• INSTRUCTION: Return all of the entries exactly as written.

⁂

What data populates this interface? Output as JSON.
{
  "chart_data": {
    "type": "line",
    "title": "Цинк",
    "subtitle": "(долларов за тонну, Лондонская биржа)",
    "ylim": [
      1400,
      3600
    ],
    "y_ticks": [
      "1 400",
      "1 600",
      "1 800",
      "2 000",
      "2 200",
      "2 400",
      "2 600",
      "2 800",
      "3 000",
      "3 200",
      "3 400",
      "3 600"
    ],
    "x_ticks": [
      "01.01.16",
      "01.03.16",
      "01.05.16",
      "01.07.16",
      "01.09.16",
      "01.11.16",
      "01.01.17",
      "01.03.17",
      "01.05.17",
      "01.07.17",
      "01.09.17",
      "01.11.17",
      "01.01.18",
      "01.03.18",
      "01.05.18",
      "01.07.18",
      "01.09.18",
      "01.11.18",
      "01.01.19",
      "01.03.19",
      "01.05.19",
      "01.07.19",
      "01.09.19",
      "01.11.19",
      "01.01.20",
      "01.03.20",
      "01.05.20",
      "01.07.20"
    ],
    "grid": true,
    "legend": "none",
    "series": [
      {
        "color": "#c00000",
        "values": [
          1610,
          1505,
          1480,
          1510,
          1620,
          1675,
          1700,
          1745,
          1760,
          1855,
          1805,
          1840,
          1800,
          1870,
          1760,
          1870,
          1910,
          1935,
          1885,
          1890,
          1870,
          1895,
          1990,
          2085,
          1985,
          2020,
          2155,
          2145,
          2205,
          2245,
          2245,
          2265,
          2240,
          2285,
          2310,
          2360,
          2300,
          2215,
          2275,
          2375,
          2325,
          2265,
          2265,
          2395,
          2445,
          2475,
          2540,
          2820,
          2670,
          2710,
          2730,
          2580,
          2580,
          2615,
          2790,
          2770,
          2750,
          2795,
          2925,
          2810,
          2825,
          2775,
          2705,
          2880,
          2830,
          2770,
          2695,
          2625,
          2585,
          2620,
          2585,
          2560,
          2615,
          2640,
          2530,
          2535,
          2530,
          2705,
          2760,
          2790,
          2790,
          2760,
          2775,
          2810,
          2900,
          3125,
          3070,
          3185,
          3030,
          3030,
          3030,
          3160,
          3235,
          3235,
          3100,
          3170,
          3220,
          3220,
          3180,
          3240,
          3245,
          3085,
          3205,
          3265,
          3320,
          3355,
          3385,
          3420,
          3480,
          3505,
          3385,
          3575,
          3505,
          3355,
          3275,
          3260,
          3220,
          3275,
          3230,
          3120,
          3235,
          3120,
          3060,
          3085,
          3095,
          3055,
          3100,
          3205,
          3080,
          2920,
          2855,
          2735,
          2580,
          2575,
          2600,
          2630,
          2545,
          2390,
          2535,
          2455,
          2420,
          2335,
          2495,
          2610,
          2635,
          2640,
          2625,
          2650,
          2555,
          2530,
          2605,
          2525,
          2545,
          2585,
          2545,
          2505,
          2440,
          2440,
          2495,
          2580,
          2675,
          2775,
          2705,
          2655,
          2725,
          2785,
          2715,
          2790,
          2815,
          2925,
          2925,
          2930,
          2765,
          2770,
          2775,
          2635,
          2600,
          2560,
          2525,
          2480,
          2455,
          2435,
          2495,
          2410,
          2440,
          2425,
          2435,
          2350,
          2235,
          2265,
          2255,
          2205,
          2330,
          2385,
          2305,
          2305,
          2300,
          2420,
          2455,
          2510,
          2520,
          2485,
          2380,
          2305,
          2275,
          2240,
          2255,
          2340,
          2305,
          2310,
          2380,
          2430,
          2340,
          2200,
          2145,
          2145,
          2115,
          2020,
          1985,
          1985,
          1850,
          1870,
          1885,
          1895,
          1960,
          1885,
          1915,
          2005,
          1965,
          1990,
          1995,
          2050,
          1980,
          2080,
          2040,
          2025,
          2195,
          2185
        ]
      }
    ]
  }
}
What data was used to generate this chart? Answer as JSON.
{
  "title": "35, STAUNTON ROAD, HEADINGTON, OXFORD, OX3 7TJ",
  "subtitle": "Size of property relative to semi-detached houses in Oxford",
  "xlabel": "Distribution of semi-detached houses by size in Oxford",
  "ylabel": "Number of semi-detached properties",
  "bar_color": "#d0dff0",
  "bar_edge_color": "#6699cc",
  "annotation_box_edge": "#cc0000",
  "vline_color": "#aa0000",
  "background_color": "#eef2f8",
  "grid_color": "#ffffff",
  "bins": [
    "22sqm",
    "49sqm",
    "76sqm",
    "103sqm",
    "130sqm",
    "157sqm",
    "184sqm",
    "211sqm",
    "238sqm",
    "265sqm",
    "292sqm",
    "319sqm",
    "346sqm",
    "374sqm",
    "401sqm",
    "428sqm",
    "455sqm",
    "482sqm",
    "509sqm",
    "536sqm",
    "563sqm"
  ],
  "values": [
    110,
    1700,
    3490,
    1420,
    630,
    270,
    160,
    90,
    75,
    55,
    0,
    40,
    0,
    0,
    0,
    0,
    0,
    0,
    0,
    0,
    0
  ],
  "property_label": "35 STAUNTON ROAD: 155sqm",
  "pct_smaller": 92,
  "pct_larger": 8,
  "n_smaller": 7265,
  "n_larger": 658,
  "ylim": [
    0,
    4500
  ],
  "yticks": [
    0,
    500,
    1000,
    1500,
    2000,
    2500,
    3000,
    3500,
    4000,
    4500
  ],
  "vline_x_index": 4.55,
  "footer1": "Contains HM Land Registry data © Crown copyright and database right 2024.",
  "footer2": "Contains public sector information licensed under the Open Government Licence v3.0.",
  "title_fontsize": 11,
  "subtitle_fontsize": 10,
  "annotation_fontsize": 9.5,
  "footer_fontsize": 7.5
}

⁂

• WRITTEN ANSWER:
What data populates this interface? Output as JSON.
{
  "chart_data": {
    "type": "line",
    "title": "Цинк",
    "subtitle": "(долларов за тонну, Лондонская биржа)",
    "ylim": [
      1400,
      3600
    ],
    "y_ticks": [
      "1 400",
      "1 600",
      "1 800",
      "2 000",
      "2 200",
      "2 400",
      "2 600",
      "2 800",
      "3 000",
      "3 200",
      "3 400",
      "3 600"
    ],
    "x_ticks": [
      "01.01.16",
      "01.03.16",
      "01.05.16",
      "01.07.16",
      "01.09.16",
      "01.11.16",
      "01.01.17",
      "01.03.17",
      "01.05.17",
      "01.07.17",
      "01.09.17",
      "01.11.17",
      "01.01.18",
      "01.03.18",
      "01.05.18",
      "01.07.18",
      "01.09.18",
      "01.11.18",
      "01.01.19",
      "01.03.19",
      "01.05.19",
      "01.07.19",
      "01.09.19",
      "01.11.19",
      "01.01.20",
      "01.03.20",
      "01.05.20",
      "01.07.20"
    ],
    "grid": true,
    "legend": "none",
    "series": [
      {
        "color": "#c00000",
        "values": [
          1610,
          1505,
          1480,
          1510,
          1620,
          1675,
          1700,
          1745,
          1760,
          1855,
          1805,
          1840,
          1800,
          1870,
          1760,
          1870,
          1910,
          1935,
          1885,
          1890,
          1870,
          1895,
          1990,
          2085,
          1985,
          2020,
          2155,
          2145,
          2205,
          2245,
          2245,
          2265,
          2240,
          2285,
          2310,
          2360,
          2300,
          2215,
          2275,
          2375,
          2325,
          2265,
          2265,
          2395,
          2445,
          2475,
          2540,
          2820,
          2670,
          2710,
          2730,
          2580,
          2580,
          2615,
          2790,
          2770,
          2750,
          2795,
          2925,
          2810,
          2825,
          2775,
          2705,
          2880,
          2830,
          2770,
          2695,
          2625,
          2585,
          2620,
          2585,
          2560,
          2615,
          2640,
          2530,
          2535,
          2530,
          2705,
          2760,
          2790,
          2790,
          2760,
          2775,
          2810,
          2900,
          3125,
          3070,
          3185,
          3030,
          3030,
          3030,
          3160,
          3235,
          3235,
          3100,
          3170,
          3220,
          3220,
          3180,
          3240,
          3245,
          3085,
          3205,
          3265,
          3320,
          3355,
          3385,
          3420,
          3480,
          3505,
          3385,
          3575,
          3505,
          3355,
          3275,
          3260,
          3220,
          3275,
          3230,
          3120,
          3235,
          3120,
          3060,
          3085,
          3095,
          3055,
          3100,
          3205,
          3080,
          2920,
          2855,
          2735,
          2580,
          2575,
          2600,
          2630,
          2545,
          2390,
          2535,
          2455,
          2420,
          2335,
          2495,
          2610,
          2635,
          2640,
          2625,
          2650,
          2555,
          2530,
          2605,
          2525,
          2545,
          2585,
          2545,
          2505,
          2440,
          2440,
          2495,
          2580,
          2675,
          2775,
          2705,
          2655,
          2725,
          2785,
          2715,
          2790,
          2815,
          2925,
          2925,
          2930,
          2765,
          2770,
          2775,
          2635,
          2600,
          2560,
          2525,
          2480,
          2455,
          2435,
          2495,
          2410,
          2440,
          2425,
          2435,
          2350,
          2235,
          2265,
          2255,
          2205,
          2330,
          2385,
          2305,
          2305,
          2300,
          2420,
          2455,
          2510,
          2520,
          2485,
          2380,
          2305,
          2275,
          2240,
          2255,
          2340,
          2305,
          2310,
          2380,
          2430,
          2340,
          2200,
          2145,
          2145,
          2115,
          2020,
          1985,
          1985,
          1850,
          1870,
          1885,
          1895,
          1960,
          1885,
          1915,
          2005,
          1965,
          1990,
          1995,
          2050,
          1980,
          2080,
          2040,
          2025,
          2195,
          2185
        ]
      }
    ]
  }
}
What data was used to generate this chart? Answer as JSON.
{
  "title": "35, STAUNTON ROAD, HEADINGTON, OXFORD, OX3 7TJ",
  "subtitle": "Size of property relative to semi-detached houses in Oxford",
  "xlabel": "Distribution of semi-detached houses by size in Oxford",
  "ylabel": "Number of semi-detached properties",
  "bar_color": "#d0dff0",
  "bar_edge_color": "#6699cc",
  "annotation_box_edge": "#cc0000",
  "vline_color": "#aa0000",
  "background_color": "#eef2f8",
  "grid_color": "#ffffff",
  "bins": [
    "22sqm",
    "49sqm",
    "76sqm",
    "103sqm",
    "130sqm",
    "157sqm",
    "184sqm",
    "211sqm",
    "238sqm",
    "265sqm",
    "292sqm",
    "319sqm",
    "346sqm",
    "374sqm",
    "401sqm",
    "428sqm",
    "455sqm",
    "482sqm",
    "509sqm",
    "536sqm",
    "563sqm"
  ],
  "values": [
    110,
    1700,
    3490,
    1420,
    630,
    270,
    160,
    90,
    75,
    55,
    0,
    40,
    0,
    0,
    0,
    0,
    0,
    0,
    0,
    0,
    0
  ],
  "property_label": "35 STAUNTON ROAD: 155sqm",
  "pct_smaller": 92,
  "pct_larger": 8,
  "n_smaller": 7265,
  "n_larger": 658,
  "ylim": [
    0,
    4500
  ],
  "yticks": [
    0,
    500,
    1000,
    1500,
    2000,
    2500,
    3000,
    3500,
    4000,
    4500
  ],
  "vline_x_index": 4.55,
  "footer1": "Contains HM Land Registry data © Crown copyright and database right 2024.",
  "footer2": "Contains public sector information licensed under the Open Government Licence v3.0.",
  "title_fontsize": 11,
  "subtitle_fontsize": 10,
  "annotation_fontsize": 9.5,
  "footer_fontsize": 7.5
}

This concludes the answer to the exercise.